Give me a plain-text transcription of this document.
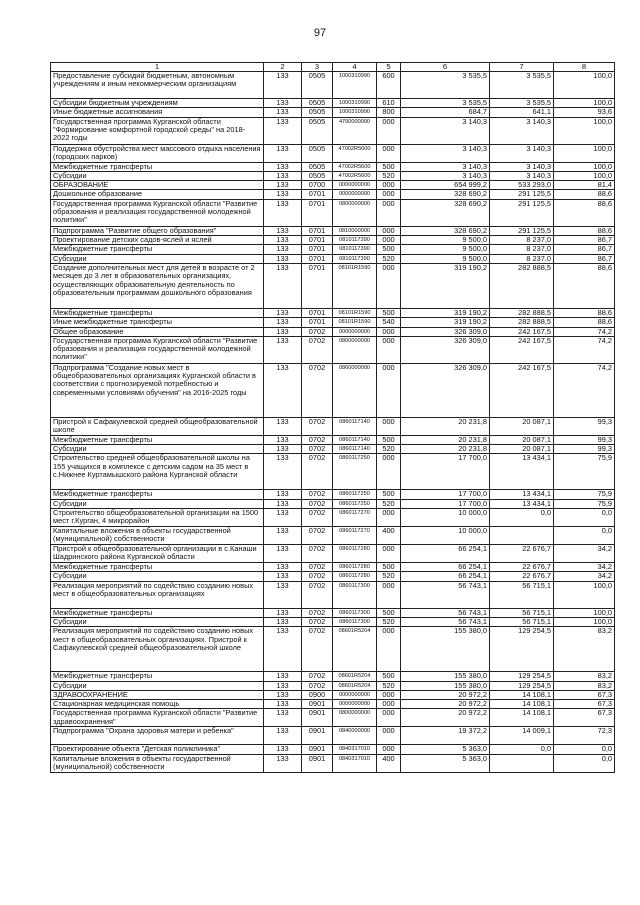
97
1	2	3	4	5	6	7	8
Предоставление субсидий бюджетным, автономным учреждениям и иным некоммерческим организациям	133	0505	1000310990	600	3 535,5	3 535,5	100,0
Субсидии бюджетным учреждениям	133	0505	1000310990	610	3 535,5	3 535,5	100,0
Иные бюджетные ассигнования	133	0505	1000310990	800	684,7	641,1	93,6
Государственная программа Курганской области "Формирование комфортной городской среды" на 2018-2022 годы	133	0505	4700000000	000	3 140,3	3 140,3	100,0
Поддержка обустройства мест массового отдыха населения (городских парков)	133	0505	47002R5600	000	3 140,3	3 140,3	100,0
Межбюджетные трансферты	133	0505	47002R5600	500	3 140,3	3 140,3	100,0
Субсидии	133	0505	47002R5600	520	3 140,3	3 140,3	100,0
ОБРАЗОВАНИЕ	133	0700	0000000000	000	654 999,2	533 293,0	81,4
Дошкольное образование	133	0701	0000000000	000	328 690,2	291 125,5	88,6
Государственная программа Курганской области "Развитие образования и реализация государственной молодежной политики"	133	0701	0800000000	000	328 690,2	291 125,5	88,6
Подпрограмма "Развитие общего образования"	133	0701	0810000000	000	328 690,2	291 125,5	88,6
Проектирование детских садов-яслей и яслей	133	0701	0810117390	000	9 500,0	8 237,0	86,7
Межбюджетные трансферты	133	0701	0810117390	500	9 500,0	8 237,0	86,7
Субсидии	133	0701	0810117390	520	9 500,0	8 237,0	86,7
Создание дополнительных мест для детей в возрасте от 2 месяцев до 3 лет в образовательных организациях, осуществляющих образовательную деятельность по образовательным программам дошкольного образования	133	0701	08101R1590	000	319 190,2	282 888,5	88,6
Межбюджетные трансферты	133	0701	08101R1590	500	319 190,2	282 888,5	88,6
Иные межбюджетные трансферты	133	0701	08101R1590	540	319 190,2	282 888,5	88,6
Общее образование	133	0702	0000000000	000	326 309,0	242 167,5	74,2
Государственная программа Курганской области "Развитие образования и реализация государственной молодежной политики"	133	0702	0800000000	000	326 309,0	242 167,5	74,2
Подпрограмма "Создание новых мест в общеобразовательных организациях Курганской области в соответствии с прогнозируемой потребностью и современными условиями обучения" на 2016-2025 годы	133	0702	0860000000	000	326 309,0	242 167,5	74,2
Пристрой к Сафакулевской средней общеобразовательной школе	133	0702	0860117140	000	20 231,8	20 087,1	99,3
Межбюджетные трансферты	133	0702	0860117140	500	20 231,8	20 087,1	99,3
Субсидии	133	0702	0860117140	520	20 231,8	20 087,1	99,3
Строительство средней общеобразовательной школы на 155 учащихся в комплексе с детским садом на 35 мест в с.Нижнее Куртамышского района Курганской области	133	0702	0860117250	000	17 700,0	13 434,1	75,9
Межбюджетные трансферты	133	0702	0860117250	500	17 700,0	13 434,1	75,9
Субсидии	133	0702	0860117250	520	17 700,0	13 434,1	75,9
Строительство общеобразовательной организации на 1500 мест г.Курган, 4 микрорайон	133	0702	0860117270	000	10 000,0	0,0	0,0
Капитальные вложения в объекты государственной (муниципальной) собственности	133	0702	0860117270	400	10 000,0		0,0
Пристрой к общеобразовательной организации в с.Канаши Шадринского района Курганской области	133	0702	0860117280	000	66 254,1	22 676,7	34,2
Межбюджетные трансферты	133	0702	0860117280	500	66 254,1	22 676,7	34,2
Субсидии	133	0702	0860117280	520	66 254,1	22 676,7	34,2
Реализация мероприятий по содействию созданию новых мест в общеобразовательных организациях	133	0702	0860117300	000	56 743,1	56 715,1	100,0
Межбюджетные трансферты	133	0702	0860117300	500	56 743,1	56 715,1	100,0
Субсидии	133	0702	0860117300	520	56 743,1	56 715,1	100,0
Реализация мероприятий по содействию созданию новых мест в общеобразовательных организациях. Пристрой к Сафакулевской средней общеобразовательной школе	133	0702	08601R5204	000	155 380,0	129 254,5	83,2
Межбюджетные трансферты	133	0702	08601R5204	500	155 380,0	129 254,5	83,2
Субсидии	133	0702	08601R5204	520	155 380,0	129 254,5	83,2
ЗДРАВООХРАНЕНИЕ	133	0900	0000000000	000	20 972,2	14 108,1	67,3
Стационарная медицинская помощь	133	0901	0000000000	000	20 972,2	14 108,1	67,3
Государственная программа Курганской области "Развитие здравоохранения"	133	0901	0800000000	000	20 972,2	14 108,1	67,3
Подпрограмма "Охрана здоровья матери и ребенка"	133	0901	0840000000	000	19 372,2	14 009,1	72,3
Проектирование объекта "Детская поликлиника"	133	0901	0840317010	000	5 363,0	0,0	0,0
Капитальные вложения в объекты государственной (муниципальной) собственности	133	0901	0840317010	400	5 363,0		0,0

-----

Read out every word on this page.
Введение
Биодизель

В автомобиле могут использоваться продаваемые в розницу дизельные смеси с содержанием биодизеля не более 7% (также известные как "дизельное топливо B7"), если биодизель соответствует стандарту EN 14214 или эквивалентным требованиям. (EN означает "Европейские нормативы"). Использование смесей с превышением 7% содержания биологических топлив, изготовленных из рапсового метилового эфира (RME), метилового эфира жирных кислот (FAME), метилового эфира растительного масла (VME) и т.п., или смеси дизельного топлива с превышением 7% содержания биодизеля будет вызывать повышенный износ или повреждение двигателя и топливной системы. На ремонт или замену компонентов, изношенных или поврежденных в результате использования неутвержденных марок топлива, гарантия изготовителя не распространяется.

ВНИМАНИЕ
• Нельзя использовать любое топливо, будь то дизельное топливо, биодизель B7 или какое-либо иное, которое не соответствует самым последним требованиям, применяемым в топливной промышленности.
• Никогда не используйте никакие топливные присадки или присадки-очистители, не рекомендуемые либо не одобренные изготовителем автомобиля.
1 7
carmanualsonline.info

-----

* **What is needed**
Make a copy of each line that contains the string "либо".

* **Expected output**
• Нельзя использовать любое топливо, будь то дизельное топливо, биодизель B7 или какое-либо иное, которое не соответствует самым последним требованиям, применяемым в топливной промышленности.
• Никогда не используйте никакие топливные присадки или присадки-очистители, не рекомендуемые либо не одобренные изготовителем автомобиля.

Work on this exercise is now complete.